Exercise passage >>
# # # # # # #
[jcifs] Linux and Windows

Tyrrell, James JTyrrell at AEGONUSA.com
Fri Mar 28 04:37:41 EST 2003


I installed this update and used it.  Thank you Eric.  There is one thing
that I have noticed.  When getting at the site with a ipaddress in the URL
this filter and browser get in a loop passing info back and forth without
the browser ever sending in the proper authentication or the filter timing
out.  I will try to isolate this a little more and hopefully come up with a
fix.

I agree with Eric that this kind of functionality needs to be around so that
we can replace IIS servers with much better free Java Web servers.  This is
a great package and I thank all who have worked on it.

Thank You
Jim

-----Original Message-----
From: eglass1 at attbi.com [mailto:eglass1 at attbi.com]
Sent: Thursday, March 27, 2003 7:59 AM
To: Tyrrell, James
Cc: miallen at eskimo.com; jcifs at lists.samba.org
Subject: Re: [jcifs] Linux and Windows


> The real solution here is to stick with the method selected and enable
> Mozilla to negotiate NTLM password authentication. Unfortunately,
> last I heard, there is a bug in Mozilla's that has to do with reissuing
> requests over *the same* connection. Mozilla is not incorrect to close
> and reissue requests on a new connect. In fact NTLM HTTP authentication
> is non-standard in this respect. So those two facts have not compelled
> the Mozilla folks to incorporate this functionality. Still, I think this
> is really a Mozilla problem. It's certaintly not a jCIFS problem! :~)
# # # # # # #
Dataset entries
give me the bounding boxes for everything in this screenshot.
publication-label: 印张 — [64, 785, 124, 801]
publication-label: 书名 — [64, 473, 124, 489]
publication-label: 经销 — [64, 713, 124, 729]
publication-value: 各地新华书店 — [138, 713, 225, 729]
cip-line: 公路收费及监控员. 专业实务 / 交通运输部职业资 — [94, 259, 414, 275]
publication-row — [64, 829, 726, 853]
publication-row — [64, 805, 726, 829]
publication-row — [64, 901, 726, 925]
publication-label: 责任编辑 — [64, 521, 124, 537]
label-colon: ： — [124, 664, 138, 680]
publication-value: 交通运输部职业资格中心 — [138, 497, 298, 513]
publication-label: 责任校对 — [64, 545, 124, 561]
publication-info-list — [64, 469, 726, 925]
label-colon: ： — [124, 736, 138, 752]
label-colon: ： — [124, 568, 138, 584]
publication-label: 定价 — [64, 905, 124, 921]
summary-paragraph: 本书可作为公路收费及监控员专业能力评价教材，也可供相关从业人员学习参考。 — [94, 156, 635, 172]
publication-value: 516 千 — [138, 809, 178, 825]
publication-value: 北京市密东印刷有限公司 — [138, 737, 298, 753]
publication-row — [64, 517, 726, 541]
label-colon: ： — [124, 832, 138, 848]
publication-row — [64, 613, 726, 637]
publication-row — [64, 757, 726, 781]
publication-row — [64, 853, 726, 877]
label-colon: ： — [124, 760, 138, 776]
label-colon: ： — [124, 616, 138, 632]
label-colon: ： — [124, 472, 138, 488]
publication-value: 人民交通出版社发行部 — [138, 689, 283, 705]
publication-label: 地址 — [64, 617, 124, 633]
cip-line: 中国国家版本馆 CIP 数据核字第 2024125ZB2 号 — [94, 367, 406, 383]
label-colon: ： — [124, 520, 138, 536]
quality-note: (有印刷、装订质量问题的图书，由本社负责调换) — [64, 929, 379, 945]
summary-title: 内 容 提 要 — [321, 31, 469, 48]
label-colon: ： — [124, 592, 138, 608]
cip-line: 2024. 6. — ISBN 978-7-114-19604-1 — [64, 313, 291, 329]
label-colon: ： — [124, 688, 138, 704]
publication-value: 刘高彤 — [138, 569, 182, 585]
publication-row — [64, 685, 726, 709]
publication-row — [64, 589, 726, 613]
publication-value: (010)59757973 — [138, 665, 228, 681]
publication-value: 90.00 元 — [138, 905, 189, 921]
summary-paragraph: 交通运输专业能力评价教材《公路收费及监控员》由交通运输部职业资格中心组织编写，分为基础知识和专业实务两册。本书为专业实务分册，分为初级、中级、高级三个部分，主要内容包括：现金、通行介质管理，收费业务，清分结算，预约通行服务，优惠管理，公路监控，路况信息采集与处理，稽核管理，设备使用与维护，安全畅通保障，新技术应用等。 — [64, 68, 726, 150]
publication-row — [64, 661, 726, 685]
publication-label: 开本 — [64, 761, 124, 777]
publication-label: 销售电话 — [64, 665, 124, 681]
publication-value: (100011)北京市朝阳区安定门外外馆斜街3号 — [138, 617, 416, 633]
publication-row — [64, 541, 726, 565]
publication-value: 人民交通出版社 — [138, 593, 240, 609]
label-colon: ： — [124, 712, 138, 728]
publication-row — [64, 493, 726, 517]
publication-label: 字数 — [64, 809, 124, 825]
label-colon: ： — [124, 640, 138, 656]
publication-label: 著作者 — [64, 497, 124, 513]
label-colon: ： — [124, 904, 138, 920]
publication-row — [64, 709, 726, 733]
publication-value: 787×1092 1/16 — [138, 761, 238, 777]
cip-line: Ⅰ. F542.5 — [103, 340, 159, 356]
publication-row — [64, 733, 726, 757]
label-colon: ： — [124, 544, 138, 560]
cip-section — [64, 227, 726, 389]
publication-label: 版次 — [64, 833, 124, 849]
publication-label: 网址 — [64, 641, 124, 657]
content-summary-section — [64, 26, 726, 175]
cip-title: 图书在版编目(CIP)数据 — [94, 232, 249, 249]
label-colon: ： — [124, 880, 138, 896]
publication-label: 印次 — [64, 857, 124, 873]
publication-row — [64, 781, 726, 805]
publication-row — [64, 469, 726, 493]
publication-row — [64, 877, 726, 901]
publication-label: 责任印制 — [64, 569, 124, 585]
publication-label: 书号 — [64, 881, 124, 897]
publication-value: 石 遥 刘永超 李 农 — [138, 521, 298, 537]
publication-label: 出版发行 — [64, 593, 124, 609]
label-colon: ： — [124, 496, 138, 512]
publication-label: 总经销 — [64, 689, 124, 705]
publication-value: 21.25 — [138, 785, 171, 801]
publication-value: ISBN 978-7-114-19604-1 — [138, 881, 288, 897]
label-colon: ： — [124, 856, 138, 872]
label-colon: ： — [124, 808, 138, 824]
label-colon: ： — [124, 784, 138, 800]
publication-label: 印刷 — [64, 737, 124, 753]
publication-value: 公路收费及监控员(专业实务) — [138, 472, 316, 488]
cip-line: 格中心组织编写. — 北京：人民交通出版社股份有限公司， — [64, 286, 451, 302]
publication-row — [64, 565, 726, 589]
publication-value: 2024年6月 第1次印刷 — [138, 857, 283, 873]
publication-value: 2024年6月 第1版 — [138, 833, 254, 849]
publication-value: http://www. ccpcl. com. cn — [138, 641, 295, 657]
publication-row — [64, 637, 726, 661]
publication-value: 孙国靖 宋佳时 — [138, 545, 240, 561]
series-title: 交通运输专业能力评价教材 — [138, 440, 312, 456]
# # # # # # #
Task >>
Reproduce the mailing-list message from "I agree with" up to and including "worked on it.". The entries above were drawn from a separate source, unrelated to the text.

Solution to this task >>
I agree with Eric that this kind of functionality needs to be around so that
we can replace IIS servers with much better free Java Web servers.  This is
a great package and I thank all who have worked on it.